Begin
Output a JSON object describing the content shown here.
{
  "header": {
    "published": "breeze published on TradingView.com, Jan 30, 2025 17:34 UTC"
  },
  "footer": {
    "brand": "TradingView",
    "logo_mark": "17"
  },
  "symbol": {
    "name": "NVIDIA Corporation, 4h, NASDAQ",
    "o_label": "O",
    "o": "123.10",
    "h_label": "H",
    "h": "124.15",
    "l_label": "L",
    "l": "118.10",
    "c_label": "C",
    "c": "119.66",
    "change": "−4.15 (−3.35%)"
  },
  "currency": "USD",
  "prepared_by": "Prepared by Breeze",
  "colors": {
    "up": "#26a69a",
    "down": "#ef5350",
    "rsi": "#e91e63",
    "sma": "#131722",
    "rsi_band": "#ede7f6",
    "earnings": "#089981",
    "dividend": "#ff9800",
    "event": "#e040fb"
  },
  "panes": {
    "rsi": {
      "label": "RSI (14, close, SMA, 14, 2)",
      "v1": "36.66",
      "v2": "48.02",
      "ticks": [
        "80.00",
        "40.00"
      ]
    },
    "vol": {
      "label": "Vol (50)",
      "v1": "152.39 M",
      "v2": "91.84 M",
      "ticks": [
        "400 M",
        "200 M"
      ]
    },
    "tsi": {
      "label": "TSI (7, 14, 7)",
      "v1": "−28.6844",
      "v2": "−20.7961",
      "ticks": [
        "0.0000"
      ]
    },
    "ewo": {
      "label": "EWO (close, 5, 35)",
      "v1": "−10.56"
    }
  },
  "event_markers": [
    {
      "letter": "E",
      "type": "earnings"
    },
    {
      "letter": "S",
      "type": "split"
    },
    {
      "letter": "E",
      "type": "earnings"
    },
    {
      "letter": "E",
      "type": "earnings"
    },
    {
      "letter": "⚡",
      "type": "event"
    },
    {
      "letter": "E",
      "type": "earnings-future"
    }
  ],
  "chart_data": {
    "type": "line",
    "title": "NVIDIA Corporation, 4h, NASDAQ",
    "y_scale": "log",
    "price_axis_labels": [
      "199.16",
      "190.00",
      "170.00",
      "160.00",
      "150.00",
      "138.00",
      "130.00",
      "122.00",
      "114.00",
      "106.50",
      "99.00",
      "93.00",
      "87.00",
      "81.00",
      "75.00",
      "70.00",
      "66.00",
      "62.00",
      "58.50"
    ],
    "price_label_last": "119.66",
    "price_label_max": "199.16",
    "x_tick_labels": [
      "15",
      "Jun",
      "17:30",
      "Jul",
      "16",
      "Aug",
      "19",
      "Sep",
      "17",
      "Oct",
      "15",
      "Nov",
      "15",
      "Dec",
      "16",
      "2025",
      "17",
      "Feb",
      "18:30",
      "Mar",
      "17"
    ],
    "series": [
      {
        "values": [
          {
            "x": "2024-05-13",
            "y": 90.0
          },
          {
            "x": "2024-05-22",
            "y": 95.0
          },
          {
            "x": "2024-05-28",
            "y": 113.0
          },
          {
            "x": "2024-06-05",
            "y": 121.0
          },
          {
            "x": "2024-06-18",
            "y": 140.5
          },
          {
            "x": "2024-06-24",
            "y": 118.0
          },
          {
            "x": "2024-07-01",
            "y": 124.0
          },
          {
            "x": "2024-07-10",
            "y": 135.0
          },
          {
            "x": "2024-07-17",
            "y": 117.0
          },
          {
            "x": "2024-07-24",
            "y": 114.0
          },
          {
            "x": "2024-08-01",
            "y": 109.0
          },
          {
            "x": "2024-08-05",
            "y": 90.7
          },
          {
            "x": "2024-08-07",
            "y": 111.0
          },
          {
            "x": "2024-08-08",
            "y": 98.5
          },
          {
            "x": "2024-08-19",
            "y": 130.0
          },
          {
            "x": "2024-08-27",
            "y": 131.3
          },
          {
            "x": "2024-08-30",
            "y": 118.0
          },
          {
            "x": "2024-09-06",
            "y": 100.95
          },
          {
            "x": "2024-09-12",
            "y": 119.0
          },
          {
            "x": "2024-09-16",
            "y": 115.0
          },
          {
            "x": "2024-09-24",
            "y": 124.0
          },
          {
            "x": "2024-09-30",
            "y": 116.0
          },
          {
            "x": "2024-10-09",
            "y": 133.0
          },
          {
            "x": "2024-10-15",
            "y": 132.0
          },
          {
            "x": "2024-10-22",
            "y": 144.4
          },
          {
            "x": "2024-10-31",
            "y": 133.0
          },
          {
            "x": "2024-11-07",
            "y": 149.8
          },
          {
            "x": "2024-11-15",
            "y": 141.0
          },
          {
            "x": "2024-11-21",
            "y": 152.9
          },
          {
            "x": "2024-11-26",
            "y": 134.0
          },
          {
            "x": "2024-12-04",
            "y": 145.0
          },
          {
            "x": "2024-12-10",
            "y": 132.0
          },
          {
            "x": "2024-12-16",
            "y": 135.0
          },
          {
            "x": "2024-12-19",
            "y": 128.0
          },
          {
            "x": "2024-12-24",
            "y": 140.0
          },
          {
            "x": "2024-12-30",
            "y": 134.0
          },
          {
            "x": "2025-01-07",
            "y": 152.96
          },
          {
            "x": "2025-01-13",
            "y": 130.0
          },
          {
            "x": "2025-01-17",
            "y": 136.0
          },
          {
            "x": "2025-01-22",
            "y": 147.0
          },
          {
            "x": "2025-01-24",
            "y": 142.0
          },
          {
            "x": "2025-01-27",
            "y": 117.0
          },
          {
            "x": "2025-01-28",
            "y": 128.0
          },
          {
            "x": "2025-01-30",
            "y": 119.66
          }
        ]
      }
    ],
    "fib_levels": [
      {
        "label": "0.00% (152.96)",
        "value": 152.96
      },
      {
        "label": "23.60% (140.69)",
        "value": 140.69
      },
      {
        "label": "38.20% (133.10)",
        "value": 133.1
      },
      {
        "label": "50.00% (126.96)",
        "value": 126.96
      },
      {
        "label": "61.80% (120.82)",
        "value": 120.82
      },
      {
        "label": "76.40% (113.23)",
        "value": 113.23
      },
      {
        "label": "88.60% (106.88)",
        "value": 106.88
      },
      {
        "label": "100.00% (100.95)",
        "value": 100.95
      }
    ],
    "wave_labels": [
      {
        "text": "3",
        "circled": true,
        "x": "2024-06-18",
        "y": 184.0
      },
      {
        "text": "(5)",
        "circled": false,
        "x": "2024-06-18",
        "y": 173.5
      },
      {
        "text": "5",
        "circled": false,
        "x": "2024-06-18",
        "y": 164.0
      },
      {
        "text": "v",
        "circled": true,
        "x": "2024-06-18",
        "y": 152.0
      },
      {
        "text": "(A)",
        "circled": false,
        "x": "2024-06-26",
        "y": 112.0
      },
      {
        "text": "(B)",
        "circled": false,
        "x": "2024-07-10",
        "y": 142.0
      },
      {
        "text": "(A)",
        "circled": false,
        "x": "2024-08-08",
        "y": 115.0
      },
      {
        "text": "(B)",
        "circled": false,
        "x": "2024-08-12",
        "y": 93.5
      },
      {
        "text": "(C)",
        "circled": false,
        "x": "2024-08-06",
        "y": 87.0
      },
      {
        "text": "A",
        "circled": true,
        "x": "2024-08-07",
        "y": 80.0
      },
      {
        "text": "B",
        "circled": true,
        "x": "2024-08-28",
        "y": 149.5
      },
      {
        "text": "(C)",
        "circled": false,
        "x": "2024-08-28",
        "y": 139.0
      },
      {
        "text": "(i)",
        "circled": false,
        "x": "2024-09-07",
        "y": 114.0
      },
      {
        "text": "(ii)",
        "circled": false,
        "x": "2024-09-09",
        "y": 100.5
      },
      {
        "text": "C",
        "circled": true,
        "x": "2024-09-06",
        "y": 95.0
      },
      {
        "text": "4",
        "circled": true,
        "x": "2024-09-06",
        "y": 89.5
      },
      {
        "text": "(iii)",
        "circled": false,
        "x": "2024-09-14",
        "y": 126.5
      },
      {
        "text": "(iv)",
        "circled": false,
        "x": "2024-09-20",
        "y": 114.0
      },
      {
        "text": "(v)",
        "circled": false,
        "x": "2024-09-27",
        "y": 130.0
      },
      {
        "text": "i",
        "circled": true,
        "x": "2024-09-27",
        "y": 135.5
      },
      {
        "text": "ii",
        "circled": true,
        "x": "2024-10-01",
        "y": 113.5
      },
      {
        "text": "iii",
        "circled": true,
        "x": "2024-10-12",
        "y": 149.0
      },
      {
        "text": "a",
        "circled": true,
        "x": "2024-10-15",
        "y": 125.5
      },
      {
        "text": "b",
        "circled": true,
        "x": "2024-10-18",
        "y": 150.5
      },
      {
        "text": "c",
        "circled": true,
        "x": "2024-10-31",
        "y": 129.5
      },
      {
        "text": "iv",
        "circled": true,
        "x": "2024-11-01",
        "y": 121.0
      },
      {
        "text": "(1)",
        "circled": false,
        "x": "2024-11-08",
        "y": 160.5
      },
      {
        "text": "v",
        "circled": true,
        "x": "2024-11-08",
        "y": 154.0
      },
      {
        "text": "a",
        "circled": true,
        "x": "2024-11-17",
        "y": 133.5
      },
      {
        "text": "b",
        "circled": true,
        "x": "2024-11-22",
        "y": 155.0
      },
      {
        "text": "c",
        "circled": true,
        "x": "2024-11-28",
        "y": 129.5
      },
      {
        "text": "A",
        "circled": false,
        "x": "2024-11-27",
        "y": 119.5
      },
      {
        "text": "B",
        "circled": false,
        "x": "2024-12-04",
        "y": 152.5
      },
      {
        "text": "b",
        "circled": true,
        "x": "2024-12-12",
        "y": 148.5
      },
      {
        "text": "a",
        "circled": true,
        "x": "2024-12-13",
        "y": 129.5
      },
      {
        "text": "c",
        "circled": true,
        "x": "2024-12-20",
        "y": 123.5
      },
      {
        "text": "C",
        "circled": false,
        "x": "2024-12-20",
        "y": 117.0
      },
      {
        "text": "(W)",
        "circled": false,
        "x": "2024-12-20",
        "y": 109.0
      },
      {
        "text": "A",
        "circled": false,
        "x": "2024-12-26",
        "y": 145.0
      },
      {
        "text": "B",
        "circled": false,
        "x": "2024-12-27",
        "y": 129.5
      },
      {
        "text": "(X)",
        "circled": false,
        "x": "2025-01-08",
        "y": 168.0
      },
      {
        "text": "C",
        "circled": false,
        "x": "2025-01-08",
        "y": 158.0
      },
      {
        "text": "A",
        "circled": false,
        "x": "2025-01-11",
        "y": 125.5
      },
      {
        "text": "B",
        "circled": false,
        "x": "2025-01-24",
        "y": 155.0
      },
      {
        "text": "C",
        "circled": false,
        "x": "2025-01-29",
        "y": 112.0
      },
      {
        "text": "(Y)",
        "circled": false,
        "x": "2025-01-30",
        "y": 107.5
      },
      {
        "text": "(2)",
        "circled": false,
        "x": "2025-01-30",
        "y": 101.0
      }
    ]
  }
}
End
* TASK TO COMPLETE:
Compute how many lines include the string "Corporation", then give that number by itself.

* TASK ANSWER:
2